▸ **Instrução escrita 1**
Responda às perguntas abaixo sobre o trecho fornecido, marcando cada resposta com a mesma letra da pergunta.
(a) Qual é o número do Projeto de Lei da Governadoria que recebeu a emenda?
(b) Em que dia a proposta foi aprovada em definitivo na Alego?
(c) Segundo o trecho, quem faz a concessão da exploração do serviço energético?

::: Trecho fornecido

O debate sobre a modernização do sistema de distribuição de energia elétrica trouxe à tona discussões sobre a viabilidade e os desafios da implantação de redes subterrâneas em Goiás. Na semana passada, o presidente da Assembleia Legislativa de Goiás (Alego), deputado estadual Bruno Peixoto (UB), apresentou uma emenda parlamentar ao Projeto de Lei (PL) da Governadoria, de nº 1543/23 sobre a tema. Originalmente, a proposta autorizou a instalação de torres para alta tensão de eletricidade para atender uma unidade da empresa Brainfarma Indústria Química e Farmacêutica S. A., no Distrito Agroindustrial da cidade de Anápolis (Daia), mas a questão pode ir além.

A proposta, juntamente com a emenda, foi aprovada em definitivo na Alego, na quinta-feira, 17, e aguarda sanção ou veto do governador Ronaldo Caiado (UB). No entanto, a iniciativa legislativa em determinar o cabeamento subterrâneo no Estado é apontada como inconstitucional, uma vez que o projeto teria que partir da esfera federal.

Esse é o entendimento da própria Equatorial e de especialistas. Isso porque a concessão da exploração do serviço energético é feito pela a União e não caberia a estados e municípios legislar sobre o assunto. Ao Jornal Opção, Bruno Peixoto rechaçou esse posicionamento por parte da distribuidora, que faz “cobrança exorbitante nas contas de energia. A Equatorial, pelo que compreendo, não tem a capacidade de declarar inconstitucionalidade de uma matéria aqui aprovada ou em algum local. Vamos aguardar”, afirmou.

::::::

▸ **Instrução escrita 2**
Informe o número de linhas das entradas que contêm a palavra "divider", levando em conta a diferença entre maiúsculas e minúsculas. Responda somente com o número.

::: Conjunto de dados

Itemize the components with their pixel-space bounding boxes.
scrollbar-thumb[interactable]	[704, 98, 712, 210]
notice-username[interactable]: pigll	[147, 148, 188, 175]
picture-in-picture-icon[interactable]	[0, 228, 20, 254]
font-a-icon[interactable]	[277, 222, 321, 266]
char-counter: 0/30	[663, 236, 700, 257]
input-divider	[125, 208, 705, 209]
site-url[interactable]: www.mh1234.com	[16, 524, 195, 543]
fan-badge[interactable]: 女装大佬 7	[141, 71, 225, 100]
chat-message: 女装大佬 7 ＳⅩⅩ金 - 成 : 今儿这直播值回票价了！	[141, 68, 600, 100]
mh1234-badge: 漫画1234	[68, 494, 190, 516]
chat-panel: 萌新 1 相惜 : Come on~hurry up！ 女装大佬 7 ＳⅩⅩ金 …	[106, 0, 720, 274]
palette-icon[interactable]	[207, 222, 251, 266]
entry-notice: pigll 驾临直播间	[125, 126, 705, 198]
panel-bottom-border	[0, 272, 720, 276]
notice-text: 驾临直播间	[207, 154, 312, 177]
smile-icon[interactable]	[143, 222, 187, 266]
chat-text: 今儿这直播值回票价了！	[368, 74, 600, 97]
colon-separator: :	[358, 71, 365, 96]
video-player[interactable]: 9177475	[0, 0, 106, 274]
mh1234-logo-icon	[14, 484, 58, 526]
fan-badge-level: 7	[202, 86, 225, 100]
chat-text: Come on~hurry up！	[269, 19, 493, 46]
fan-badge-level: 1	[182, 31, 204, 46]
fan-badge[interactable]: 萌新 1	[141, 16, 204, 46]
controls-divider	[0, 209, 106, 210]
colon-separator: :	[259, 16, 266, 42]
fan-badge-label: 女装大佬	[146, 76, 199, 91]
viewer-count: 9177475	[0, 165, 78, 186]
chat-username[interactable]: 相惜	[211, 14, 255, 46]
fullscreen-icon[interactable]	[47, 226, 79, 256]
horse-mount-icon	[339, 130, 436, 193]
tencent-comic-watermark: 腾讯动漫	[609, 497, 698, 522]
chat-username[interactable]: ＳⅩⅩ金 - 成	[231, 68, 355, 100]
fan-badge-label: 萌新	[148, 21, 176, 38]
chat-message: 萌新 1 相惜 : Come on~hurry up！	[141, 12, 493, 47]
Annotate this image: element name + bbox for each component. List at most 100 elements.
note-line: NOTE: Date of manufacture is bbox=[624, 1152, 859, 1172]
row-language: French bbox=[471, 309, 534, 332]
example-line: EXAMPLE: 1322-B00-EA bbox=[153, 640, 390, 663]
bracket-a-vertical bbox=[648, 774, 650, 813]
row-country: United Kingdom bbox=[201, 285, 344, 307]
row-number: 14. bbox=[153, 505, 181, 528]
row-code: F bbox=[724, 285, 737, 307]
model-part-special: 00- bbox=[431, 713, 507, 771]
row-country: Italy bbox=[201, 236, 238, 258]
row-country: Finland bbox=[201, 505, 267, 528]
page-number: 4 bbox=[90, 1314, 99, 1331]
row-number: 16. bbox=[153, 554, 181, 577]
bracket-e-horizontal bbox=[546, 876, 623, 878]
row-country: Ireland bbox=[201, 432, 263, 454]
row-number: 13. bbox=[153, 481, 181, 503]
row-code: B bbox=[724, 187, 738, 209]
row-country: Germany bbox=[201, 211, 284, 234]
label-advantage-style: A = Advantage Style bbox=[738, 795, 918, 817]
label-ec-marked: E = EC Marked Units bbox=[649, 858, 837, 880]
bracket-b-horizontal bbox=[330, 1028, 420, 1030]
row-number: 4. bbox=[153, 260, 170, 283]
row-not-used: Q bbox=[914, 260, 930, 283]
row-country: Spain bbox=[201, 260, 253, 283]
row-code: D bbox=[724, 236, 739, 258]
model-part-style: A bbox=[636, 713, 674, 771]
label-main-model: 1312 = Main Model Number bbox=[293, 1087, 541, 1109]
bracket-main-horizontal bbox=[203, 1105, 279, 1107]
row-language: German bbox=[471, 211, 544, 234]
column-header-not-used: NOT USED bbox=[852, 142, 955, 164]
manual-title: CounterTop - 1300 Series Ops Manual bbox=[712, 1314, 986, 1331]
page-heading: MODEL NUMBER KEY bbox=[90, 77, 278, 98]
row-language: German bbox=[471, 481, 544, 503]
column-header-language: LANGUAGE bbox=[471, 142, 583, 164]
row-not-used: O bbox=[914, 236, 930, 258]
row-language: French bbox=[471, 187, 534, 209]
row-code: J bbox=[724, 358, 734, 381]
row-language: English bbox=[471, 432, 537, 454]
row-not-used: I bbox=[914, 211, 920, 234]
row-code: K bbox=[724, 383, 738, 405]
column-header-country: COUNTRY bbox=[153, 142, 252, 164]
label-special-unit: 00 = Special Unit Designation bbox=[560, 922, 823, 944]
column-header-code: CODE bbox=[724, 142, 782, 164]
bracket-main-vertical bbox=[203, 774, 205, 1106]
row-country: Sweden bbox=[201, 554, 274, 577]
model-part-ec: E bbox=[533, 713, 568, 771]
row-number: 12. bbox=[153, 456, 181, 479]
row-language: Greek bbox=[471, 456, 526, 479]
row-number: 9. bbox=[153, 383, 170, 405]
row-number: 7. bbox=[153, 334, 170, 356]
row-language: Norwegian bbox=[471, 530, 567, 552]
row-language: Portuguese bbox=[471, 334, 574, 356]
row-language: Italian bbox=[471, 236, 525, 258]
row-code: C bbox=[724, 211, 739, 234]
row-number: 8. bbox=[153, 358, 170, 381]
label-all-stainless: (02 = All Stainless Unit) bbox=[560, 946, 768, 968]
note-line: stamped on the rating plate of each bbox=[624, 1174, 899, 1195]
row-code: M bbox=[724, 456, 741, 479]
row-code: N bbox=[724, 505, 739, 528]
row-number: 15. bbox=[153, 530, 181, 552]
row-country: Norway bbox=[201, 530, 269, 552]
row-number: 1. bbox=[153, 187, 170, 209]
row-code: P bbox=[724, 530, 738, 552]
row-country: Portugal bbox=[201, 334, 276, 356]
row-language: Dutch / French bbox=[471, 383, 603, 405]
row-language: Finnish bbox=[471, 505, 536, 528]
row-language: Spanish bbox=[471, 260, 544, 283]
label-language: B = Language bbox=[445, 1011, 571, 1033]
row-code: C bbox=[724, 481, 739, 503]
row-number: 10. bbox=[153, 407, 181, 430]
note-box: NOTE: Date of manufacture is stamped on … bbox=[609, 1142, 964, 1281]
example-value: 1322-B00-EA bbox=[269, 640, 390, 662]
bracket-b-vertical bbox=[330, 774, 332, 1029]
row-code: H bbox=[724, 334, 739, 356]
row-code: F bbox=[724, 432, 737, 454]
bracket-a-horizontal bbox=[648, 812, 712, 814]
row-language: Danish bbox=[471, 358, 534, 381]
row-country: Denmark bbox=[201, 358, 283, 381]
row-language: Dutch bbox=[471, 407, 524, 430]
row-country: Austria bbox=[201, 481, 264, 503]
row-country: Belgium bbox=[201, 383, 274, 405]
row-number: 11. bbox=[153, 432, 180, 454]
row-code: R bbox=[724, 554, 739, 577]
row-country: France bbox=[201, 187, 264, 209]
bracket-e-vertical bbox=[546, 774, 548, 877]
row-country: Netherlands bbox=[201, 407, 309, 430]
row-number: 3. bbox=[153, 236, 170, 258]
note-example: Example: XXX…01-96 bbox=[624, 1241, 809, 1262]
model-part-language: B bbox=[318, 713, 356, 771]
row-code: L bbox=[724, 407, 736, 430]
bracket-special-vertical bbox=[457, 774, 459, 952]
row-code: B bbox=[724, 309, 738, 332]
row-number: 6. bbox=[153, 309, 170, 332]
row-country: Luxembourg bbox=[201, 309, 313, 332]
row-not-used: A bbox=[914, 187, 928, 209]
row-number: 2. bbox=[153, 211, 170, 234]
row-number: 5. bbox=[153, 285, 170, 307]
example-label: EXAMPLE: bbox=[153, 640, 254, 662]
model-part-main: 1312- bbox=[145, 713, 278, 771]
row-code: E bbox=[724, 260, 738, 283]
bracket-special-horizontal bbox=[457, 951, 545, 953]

::::::

▸ **Solução da tarefa 1**
(a) 1543/23.
(b) Na quinta-feira, 17.
(c) A União.

▸ **Solução da tarefa 2**
2